Extracted data entries:
____________
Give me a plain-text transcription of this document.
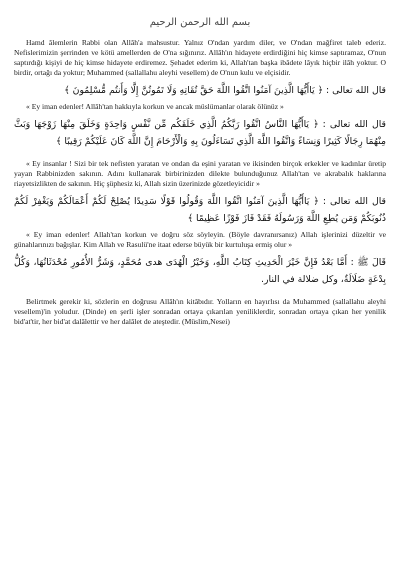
بسم الله الرحمن الرحيم

Hamd âlemlerin Rabbi olan Allâh'a mahsustur. Yalnız O'ndan yardım diler, ve O'ndan mağfiret taleb ederiz. Nefislerimizin şerrinden ve kötü amellerden de O'na sığınırız. Allâh'ın hidayete erdirdiğini hiç kimse saptıramaz, O'nun saptırdığı kişiyi de hiç kimse hidayete erdiremez. Şehadet ederim ki, Allah'tan başka ibâdete lâyık hiçbir ilâh yoktur. O birdir, ortağı da yoktur; Muhammed (sallallahu aleyhi vesellem) de O'nun kulu ve elçisidir.

قال الله تعالى : ﴿ يَاأَيُّهَا الَّذِينَ آمَنُوا اتَّقُوا اللَّهَ حَقَّ تُقَاتِهِ وَلَا تَمُوتُنَّ إِلَّا وَأَنتُم مُّسْلِمُونَ ﴾

« Ey iman edenler! Allâh'tan hakkıyla korkun ve ancak müslümanlar olarak ölünüz »

قال الله تعالى : ﴿ يَاأَيُّهَا النَّاسُ اتَّقُوا رَبَّكُمُ الَّذِي خَلَقَكُم مِّن نَّفْسٍ وَاحِدَةٍ وَخَلَقَ مِنْهَا زَوْجَهَا وَبَثَّ مِنْهُمَا رِجَالًا كَثِيرًا وَنِسَاءً وَاتَّقُوا اللَّهَ الَّذِي تَسَاءَلُونَ بِهِ وَالْأَرْحَامَ إِنَّ اللَّهَ كَانَ عَلَيْكُمْ رَقِيبًا ﴾

« Ey insanlar ! Sizi bir tek nefisten yaratan ve ondan da eşini yaratan ve ikisinden birçok erkekler ve kadınlar üretip yayan Rabbinizden sakının. Adını kullanarak birbirinizden dilekte bulunduğunuz Allah'tan ve akrabalık haklarına riayetsizlikten de sakının. Hiç şüphesiz ki, Allah sizin üzerinizde gözetleyicidir »

قال الله تعالى : ﴿ يَاأَيُّهَا الَّذِينَ آمَنُوا اتَّقُوا اللَّهَ وَقُولُوا قَوْلًا سَدِيدًا يُصْلِحْ لَكُمْ أَعْمَالَكُمْ وَيَغْفِرْ لَكُمْ ذُنُوبَكُمْ وَمَن يُطِعِ اللَّهَ وَرَسُولَهُ فَقَدْ فَازَ فَوْزًا عَظِيمًا ﴾

« Ey iman edenler! Allah'tan korkun ve doğru söz söyleyin. (Böyle davranırsanız) Allah işlerinizi düzeltir ve günahlarınızı bağışlar. Kim Allah ve Rasulü'ne itaat ederse büyük bir kurtuluşa ermiş olur »

قَالَ ﷺ : أَمَّا بَعْدُ فَإِنَّ خَيْرَ الْحَدِيثِ كِتَابُ اللَّهِ، وَخَيْرُ الْهُدَى هدى مُحَمَّدٍ، وَشَرُّ الأُمُورِ مُحْدَثَاتُهَا، وَكُلُّ بِدْعَةٍ ضَلَالَةٌ، وكل ضلالة في النار.

Belirtmek gerekir ki, sözlerin en doğrusu Allâh'ın kitâbıdır. Yolların en hayırlısı da Muhammed (sallallahu aleyhi vesellem)'in yoludur. (Dinde) en şerli işler sonradan ortaya çıkarılan yeniliklerdir, sonradan ortaya çıkan her yenilik bid'at'tir, her bid'at dalâlettir ve her dalâlet de ateştedir. (Müslim,Nesei)
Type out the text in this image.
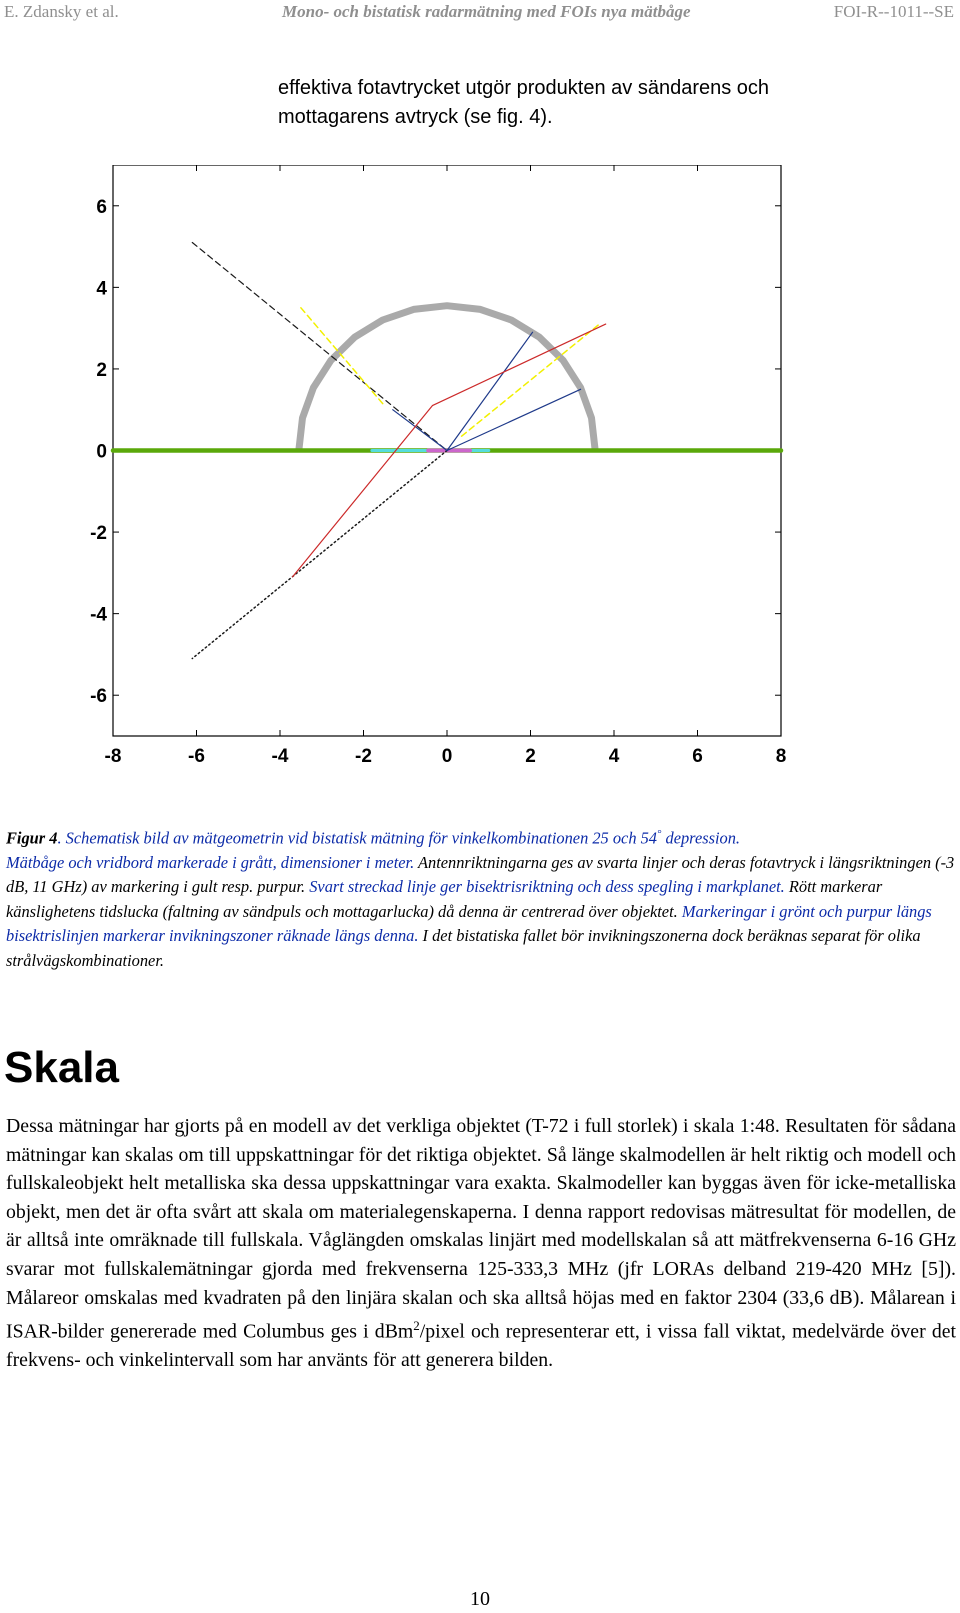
E. Zdansky et al.	Mono- och bistatisk radarmätning med FOIs nya mätbåge	FOI-R--1011--SE

effektiva fotavtrycket utgör produkten av sändarens och mottagarens avtryck (se fig. 4).

-8	-6	-4	-2	0	2	4	6	8
-6
-4
-2
0
2
4
6
Figur 4. Schematisk bild av mätgeometrin vid bistatisk mätning för vinkelkombinationen 25 och 54° depression.
Mätbåge och vridbord markerade i grått, dimensioner i meter. Antennriktningarna ges av svarta linjer och deras fotavtryck i längsriktningen (-3 dB, 11 GHz) av markering i gult resp. purpur. Svart streckad linje ger bisektrisriktning och dess spegling i markplanet. Rött markerar känslighetens tidslucka (faltning av sändpuls och mottagarlucka) då denna är centrerad över objektet. Markeringar i grönt och purpur längs bisektrislinjen markerar invikningszoner räknade längs denna. I det bistatiska fallet bör invikningszonerna dock beräknas separat för olika strålvägskombinationer.
Skala

Dessa mätningar har gjorts på en modell av det verkliga objektet (T-72 i full storlek) i skala 1:48. Resultaten för sådana mätningar kan skalas om till uppskattningar för det riktiga objektet. Så länge skalmodellen är helt riktig och modell och fullskaleobjekt helt metalliska ska dessa uppskattningar vara exakta. Skalmodeller kan byggas även för icke-metalliska objekt, men det är ofta svårt att skala om materialegenskaperna. I denna rapport redovisas mätresultat för modellen, de är alltså inte omräknade till fullskala. Våglängden omskalas linjärt med modellskalan så att mätfrekvenserna 6-16 GHz svarar mot fullskalemätningar gjorda med frekvenserna 125-333,3 MHz (jfr LORAs delband 219-420 MHz [5]). Målareor omskalas med kvadraten på den linjära skalan och ska alltså höjas med en faktor 2304 (33,6 dB). Målarean i ISAR-bilder genererade med Columbus ges i dBm$^2$/pixel och representerar ett, i vissa fall viktat, medelvärde över det frekvens- och vinkelintervall som har använts för att generera bilden.

10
____________
OBJECTIVE –
The records above need to be given again exactly. Omit the pictures.

RESPONSE TO THE TASK –
Give me a plain-text transcription of this document.
بسم الله الرحمن الرحيم

Hamd âlemlerin Rabbi olan Allâh'a mahsustur. Yalnız O'ndan yardım diler, ve O'ndan mağfiret taleb ederiz. Nefislerimizin şerrinden ve kötü amellerden de O'na sığınırız. Allâh'ın hidayete erdirdiğini hiç kimse saptıramaz, O'nun saptırdığı kişiyi de hiç kimse hidayete erdiremez. Şehadet ederim ki, Allah'tan başka ibâdete lâyık hiçbir ilâh yoktur. O birdir, ortağı da yoktur; Muhammed (sallallahu aleyhi vesellem) de O'nun kulu ve elçisidir.

قال الله تعالى : ﴿ يَاأَيُّهَا الَّذِينَ آمَنُوا اتَّقُوا اللَّهَ حَقَّ تُقَاتِهِ وَلَا تَمُوتُنَّ إِلَّا وَأَنتُم مُّسْلِمُونَ ﴾

« Ey iman edenler! Allâh'tan hakkıyla korkun ve ancak müslümanlar olarak ölünüz »

قال الله تعالى : ﴿ يَاأَيُّهَا النَّاسُ اتَّقُوا رَبَّكُمُ الَّذِي خَلَقَكُم مِّن نَّفْسٍ وَاحِدَةٍ وَخَلَقَ مِنْهَا زَوْجَهَا وَبَثَّ مِنْهُمَا رِجَالًا كَثِيرًا وَنِسَاءً وَاتَّقُوا اللَّهَ الَّذِي تَسَاءَلُونَ بِهِ وَالْأَرْحَامَ إِنَّ اللَّهَ كَانَ عَلَيْكُمْ رَقِيبًا ﴾

« Ey insanlar ! Sizi bir tek nefisten yaratan ve ondan da eşini yaratan ve ikisinden birçok erkekler ve kadınlar üretip yayan Rabbinizden sakının. Adını kullanarak birbirinizden dilekte bulunduğunuz Allah'tan ve akrabalık haklarına riayetsizlikten de sakının. Hiç şüphesiz ki, Allah sizin üzerinizde gözetleyicidir »

قال الله تعالى : ﴿ يَاأَيُّهَا الَّذِينَ آمَنُوا اتَّقُوا اللَّهَ وَقُولُوا قَوْلًا سَدِيدًا يُصْلِحْ لَكُمْ أَعْمَالَكُمْ وَيَغْفِرْ لَكُمْ ذُنُوبَكُمْ وَمَن يُطِعِ اللَّهَ وَرَسُولَهُ فَقَدْ فَازَ فَوْزًا عَظِيمًا ﴾

« Ey iman edenler! Allah'tan korkun ve doğru söz söyleyin. (Böyle davranırsanız) Allah işlerinizi düzeltir ve günahlarınızı bağışlar. Kim Allah ve Rasulü'ne itaat ederse büyük bir kurtuluşa ermiş olur »

قَالَ ﷺ : أَمَّا بَعْدُ فَإِنَّ خَيْرَ الْحَدِيثِ كِتَابُ اللَّهِ، وَخَيْرُ الْهُدَى هدى مُحَمَّدٍ، وَشَرُّ الأُمُورِ مُحْدَثَاتُهَا، وَكُلُّ بِدْعَةٍ ضَلَالَةٌ، وكل ضلالة في النار.

Belirtmek gerekir ki, sözlerin en doğrusu Allâh'ın kitâbıdır. Yolların en hayırlısı da Muhammed (sallallahu aleyhi vesellem)'in yoludur. (Dinde) en şerli işler sonradan ortaya çıkarılan yeniliklerdir, sonradan ortaya çıkan her yenilik bid'at'tir, her bid'at dalâlettir ve her dalâlet de ateştedir. (Müslim,Nesei)
Type out the text in this image.
E. Zdansky et al.	Mono- och bistatisk radarmätning med FOIs nya mätbåge	FOI-R--1011--SE

effektiva fotavtrycket utgör produkten av sändarens och mottagarens avtryck (se fig. 4).

-8	-6	-4	-2	0	2	4	6	8
-6
-4
-2
0
2
4
6
Figur 4. Schematisk bild av mätgeometrin vid bistatisk mätning för vinkelkombinationen 25 och 54° depression.
Mätbåge och vridbord markerade i grått, dimensioner i meter. Antennriktningarna ges av svarta linjer och deras fotavtryck i längsriktningen (-3 dB, 11 GHz) av markering i gult resp. purpur. Svart streckad linje ger bisektrisriktning och dess spegling i markplanet. Rött markerar känslighetens tidslucka (faltning av sändpuls och mottagarlucka) då denna är centrerad över objektet. Markeringar i grönt och purpur längs bisektrislinjen markerar invikningszoner räknade längs denna. I det bistatiska fallet bör invikningszonerna dock beräknas separat för olika strålvägskombinationer.
Skala

Dessa mätningar har gjorts på en modell av det verkliga objektet (T-72 i full storlek) i skala 1:48. Resultaten för sådana mätningar kan skalas om till uppskattningar för det riktiga objektet. Så länge skalmodellen är helt riktig och modell och fullskaleobjekt helt metalliska ska dessa uppskattningar vara exakta. Skalmodeller kan byggas även för icke-metalliska objekt, men det är ofta svårt att skala om materialegenskaperna. I denna rapport redovisas mätresultat för modellen, de är alltså inte omräknade till fullskala. Våglängden omskalas linjärt med modellskalan så att mätfrekvenserna 6-16 GHz svarar mot fullskalemätningar gjorda med frekvenserna 125-333,3 MHz (jfr LORAs delband 219-420 MHz [5]). Målareor omskalas med kvadraten på den linjära skalan och ska alltså höjas med en faktor 2304 (33,6 dB). Målarean i ISAR-bilder genererade med Columbus ges i dBm$^2$/pixel och representerar ett, i vissa fall viktat, medelvärde över det frekvens- och vinkelintervall som har använts för att generera bilden.

10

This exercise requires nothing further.